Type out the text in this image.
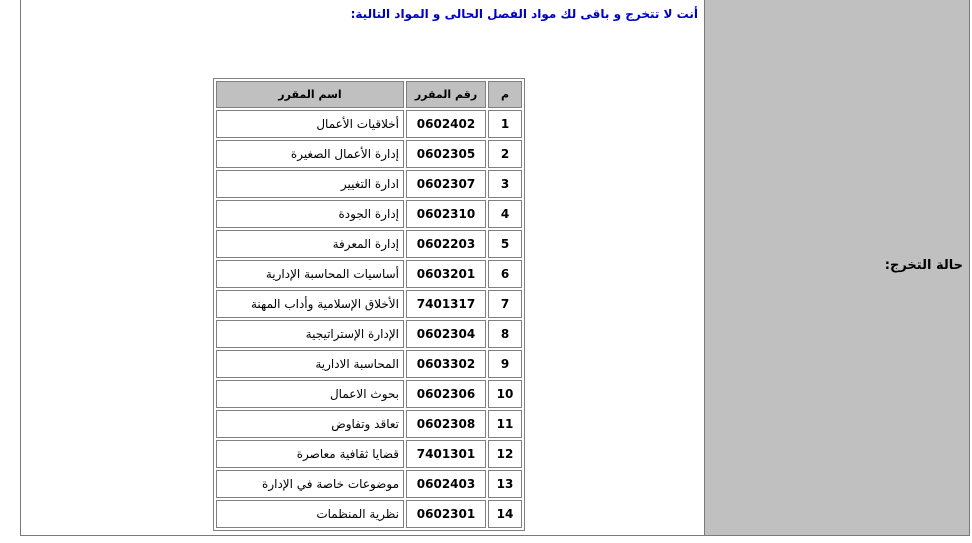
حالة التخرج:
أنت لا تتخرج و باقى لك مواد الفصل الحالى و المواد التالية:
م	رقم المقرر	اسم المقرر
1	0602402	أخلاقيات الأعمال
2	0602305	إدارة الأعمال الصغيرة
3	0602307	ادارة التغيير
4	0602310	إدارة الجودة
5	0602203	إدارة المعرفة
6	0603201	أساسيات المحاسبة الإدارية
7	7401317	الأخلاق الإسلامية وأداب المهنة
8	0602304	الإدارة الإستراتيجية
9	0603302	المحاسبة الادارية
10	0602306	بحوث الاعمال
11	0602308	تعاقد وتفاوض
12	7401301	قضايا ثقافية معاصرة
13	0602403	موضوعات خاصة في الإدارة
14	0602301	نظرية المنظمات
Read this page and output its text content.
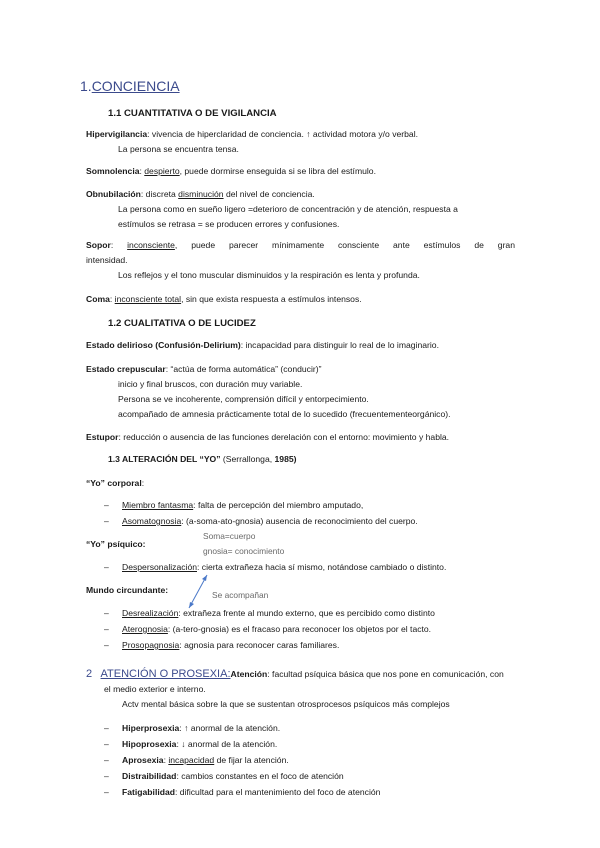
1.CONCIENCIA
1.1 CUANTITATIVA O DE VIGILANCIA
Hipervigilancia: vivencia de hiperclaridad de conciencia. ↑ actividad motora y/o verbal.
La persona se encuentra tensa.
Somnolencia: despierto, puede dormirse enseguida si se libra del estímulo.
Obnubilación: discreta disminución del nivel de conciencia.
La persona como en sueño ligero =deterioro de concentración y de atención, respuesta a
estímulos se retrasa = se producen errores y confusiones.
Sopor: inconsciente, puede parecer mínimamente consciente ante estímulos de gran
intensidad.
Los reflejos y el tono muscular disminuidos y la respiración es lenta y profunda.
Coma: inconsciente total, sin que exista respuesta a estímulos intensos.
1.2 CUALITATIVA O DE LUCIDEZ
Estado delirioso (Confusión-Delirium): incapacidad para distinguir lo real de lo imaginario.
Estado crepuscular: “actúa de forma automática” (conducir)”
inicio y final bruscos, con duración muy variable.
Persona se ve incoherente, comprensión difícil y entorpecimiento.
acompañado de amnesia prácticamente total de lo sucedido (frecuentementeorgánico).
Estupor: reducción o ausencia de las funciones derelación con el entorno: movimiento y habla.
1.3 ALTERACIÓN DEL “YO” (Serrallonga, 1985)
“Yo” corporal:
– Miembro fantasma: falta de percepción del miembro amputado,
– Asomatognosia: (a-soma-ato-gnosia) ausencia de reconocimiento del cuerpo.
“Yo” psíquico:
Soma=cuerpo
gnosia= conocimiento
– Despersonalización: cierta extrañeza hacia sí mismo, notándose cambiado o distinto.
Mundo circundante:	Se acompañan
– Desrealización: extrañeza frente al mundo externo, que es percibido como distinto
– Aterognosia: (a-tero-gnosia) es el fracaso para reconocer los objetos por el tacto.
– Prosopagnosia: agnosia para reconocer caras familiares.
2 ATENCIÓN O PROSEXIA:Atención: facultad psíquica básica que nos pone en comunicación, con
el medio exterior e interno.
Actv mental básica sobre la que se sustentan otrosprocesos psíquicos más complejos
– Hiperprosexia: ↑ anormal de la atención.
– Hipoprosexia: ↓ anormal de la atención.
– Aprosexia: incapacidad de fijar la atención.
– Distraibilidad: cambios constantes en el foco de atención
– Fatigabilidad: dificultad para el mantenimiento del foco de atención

+++

WHAT YOU HAVE TO DO =>
Find "como". Copy every line it occurs in.

FINAL RESULT =>
La persona como en sueño ligero =deterioro de concentración y de atención, respuesta a
– Desrealización: extrañeza frente al mundo externo, que es percibido como distinto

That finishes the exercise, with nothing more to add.